=== SUPPLIED RECORDS ===
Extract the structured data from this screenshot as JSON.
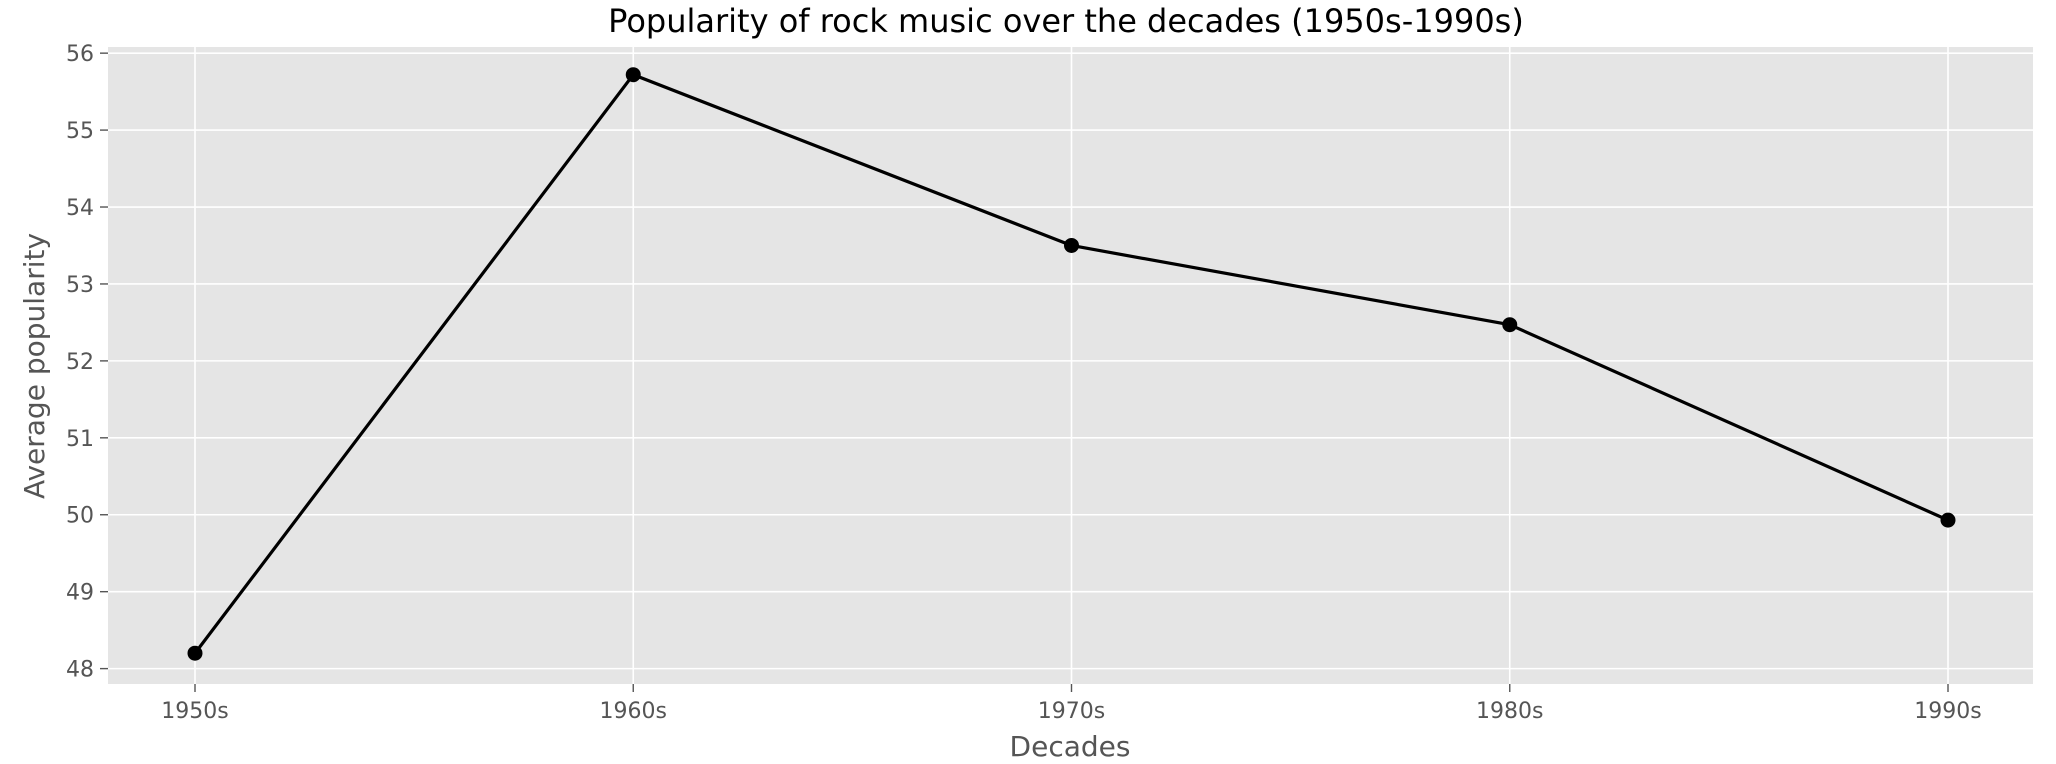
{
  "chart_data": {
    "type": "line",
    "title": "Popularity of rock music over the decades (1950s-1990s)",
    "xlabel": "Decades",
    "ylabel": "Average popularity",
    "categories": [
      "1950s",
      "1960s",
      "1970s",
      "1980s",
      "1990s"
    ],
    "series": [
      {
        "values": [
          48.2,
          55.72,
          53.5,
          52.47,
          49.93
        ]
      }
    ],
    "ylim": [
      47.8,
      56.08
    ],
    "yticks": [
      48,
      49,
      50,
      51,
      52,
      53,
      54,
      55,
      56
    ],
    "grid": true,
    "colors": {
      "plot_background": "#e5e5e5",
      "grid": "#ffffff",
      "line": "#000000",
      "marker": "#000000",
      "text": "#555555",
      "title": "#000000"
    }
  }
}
===
# WHAT IS NEEDED
Give back each entry exactly as it appears, with no pictures.

# TASK RESPONSE
Extract the structured data from this screenshot as JSON.
{
  "chart_data": {
    "type": "line",
    "title": "Popularity of rock music over the decades (1950s-1990s)",
    "xlabel": "Decades",
    "ylabel": "Average popularity",
    "categories": [
      "1950s",
      "1960s",
      "1970s",
      "1980s",
      "1990s"
    ],
    "series": [
      {
        "values": [
          48.2,
          55.72,
          53.5,
          52.47,
          49.93
        ]
      }
    ],
    "ylim": [
      47.8,
      56.08
    ],
    "yticks": [
      48,
      49,
      50,
      51,
      52,
      53,
      54,
      55,
      56
    ],
    "grid": true,
    "colors": {
      "plot_background": "#e5e5e5",
      "grid": "#ffffff",
      "line": "#000000",
      "marker": "#000000",
      "text": "#555555",
      "title": "#000000"
    }
  }
}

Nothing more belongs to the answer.